> [Required work]:
Each line of the data that includes the string "arrow" is to be copied out.

>> START Excerpted data

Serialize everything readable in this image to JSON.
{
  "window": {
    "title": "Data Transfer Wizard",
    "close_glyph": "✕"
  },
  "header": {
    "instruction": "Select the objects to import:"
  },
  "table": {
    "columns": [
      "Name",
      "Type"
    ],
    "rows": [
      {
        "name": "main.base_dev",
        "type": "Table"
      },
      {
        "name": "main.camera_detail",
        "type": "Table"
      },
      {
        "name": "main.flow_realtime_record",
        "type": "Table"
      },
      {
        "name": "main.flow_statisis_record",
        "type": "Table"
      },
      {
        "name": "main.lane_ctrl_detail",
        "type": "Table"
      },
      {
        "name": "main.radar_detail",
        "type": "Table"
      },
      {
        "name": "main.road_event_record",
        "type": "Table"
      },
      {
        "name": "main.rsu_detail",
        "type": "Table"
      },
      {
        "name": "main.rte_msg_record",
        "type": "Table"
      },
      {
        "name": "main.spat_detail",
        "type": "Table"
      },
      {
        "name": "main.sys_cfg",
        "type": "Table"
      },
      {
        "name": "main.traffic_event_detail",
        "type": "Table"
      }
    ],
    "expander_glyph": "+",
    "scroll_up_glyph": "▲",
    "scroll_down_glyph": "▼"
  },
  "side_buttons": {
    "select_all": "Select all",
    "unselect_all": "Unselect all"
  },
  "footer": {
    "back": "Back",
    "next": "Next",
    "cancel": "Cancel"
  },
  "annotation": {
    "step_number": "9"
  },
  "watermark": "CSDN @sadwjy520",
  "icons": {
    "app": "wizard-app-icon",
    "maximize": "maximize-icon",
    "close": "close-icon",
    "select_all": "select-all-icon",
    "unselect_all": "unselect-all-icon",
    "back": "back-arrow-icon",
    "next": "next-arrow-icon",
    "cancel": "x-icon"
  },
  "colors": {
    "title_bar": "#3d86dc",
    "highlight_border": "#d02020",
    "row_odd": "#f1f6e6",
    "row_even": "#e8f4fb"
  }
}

>> END Excerpted data

> [Response to this exercise]:
    "back": "back-arrow-icon",
    "next": "next-arrow-icon",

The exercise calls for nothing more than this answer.